▶ _DIRECTION_:
Gather all lines in the entries that include the word "document".
....................
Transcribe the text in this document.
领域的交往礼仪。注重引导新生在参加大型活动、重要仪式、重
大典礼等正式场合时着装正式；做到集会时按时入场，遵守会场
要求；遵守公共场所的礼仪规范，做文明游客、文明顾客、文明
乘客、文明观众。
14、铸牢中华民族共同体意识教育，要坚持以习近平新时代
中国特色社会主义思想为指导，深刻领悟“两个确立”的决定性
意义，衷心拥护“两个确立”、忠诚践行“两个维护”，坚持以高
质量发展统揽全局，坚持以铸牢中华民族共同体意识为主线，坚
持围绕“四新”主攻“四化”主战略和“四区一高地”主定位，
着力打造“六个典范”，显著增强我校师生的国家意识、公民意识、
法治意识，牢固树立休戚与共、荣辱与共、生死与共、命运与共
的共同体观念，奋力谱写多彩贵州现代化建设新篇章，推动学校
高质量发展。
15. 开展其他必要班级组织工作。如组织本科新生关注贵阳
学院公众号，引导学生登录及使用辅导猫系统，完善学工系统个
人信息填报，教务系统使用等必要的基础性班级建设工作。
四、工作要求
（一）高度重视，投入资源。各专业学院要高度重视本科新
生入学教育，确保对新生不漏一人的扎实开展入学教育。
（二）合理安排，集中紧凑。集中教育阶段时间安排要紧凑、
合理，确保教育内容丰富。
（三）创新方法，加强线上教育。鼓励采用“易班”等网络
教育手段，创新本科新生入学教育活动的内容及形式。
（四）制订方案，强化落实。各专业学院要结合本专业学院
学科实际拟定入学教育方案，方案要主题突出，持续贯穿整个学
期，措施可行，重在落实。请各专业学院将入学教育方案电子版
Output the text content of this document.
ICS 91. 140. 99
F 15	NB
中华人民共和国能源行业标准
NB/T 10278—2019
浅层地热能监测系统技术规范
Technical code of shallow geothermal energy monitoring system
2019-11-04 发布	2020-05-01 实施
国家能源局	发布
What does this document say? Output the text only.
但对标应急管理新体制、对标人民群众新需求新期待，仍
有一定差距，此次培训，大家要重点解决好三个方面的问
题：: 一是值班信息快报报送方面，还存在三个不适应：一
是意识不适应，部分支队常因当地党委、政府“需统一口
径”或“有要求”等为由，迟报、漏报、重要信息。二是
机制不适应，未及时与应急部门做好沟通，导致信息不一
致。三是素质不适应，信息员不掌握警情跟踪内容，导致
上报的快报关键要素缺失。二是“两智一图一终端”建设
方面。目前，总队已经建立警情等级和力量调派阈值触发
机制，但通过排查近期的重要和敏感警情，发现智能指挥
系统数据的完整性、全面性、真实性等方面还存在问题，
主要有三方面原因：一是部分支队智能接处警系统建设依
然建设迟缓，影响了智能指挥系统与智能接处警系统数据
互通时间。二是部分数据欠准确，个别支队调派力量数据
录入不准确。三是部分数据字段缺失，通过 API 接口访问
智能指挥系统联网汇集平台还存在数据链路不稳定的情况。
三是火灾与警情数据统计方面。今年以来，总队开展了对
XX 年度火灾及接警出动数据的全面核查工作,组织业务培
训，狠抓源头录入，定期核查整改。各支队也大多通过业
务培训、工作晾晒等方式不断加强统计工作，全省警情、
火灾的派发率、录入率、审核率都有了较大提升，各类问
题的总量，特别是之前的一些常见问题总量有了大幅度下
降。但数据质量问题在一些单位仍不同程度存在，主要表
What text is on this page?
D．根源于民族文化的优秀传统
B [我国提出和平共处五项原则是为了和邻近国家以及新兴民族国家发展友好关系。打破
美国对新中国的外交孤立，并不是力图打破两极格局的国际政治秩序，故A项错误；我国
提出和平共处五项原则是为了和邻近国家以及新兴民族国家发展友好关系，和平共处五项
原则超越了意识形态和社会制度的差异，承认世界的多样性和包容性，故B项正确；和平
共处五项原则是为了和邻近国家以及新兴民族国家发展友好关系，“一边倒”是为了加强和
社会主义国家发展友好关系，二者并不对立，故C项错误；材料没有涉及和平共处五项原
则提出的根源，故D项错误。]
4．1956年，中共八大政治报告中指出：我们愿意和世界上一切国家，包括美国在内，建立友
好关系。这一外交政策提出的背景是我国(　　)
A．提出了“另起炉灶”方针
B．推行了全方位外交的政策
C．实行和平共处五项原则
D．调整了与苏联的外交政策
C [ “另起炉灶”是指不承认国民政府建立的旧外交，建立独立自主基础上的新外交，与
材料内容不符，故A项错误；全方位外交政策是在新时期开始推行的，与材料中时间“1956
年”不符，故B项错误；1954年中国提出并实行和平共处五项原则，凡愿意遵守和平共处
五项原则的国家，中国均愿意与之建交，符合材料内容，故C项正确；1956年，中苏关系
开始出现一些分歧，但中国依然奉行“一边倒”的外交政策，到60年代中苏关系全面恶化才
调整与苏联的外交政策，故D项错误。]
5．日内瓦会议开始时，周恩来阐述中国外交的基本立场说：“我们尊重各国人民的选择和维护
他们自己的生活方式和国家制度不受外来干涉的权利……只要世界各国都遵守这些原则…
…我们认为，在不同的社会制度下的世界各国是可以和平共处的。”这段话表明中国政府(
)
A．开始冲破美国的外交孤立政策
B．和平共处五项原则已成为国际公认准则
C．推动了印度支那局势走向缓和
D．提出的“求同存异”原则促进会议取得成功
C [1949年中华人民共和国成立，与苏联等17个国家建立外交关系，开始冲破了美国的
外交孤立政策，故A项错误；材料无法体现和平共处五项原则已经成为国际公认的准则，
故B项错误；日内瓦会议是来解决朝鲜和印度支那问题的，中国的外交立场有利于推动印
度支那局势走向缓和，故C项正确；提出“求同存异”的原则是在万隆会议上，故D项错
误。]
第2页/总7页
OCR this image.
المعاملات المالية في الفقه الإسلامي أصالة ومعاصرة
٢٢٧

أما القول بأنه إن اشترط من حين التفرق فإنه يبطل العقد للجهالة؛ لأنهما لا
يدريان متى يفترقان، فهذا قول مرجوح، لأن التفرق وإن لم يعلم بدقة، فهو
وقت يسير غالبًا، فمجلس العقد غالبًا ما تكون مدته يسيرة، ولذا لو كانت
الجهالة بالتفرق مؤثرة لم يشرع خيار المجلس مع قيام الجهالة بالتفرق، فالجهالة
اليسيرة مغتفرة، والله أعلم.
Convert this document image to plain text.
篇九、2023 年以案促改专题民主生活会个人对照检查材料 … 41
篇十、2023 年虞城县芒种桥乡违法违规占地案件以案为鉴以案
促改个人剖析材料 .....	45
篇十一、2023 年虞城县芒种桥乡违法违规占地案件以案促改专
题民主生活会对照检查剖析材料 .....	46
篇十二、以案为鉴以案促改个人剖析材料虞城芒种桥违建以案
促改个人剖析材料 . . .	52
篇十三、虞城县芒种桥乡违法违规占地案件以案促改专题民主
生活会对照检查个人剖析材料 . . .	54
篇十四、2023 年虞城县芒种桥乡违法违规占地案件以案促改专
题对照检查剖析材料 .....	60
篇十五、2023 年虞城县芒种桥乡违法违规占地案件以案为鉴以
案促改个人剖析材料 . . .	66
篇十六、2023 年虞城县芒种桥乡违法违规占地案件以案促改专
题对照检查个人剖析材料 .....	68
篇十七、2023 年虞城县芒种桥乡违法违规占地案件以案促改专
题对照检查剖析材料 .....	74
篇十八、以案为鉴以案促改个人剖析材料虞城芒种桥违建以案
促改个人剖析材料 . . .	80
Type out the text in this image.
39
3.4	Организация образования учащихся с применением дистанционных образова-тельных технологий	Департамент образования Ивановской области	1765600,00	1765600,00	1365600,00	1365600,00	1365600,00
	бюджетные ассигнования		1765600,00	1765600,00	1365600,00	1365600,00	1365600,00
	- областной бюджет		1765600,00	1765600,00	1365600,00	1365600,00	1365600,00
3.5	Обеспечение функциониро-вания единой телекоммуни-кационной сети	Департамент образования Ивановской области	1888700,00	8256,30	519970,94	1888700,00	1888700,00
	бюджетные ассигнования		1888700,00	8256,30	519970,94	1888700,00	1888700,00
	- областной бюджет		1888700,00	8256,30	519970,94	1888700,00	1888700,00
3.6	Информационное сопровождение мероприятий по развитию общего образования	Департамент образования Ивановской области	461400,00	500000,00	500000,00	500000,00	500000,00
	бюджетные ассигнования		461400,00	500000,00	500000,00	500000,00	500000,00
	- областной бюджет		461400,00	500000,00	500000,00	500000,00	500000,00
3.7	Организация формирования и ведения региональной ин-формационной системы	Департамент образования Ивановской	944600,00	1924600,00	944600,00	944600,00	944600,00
....................
▶ _FULL ANSWER_:
Transcribe the text in this document.
Output the text content of this document.
What does this document say? Output the text only.
Convert this document image to plain text.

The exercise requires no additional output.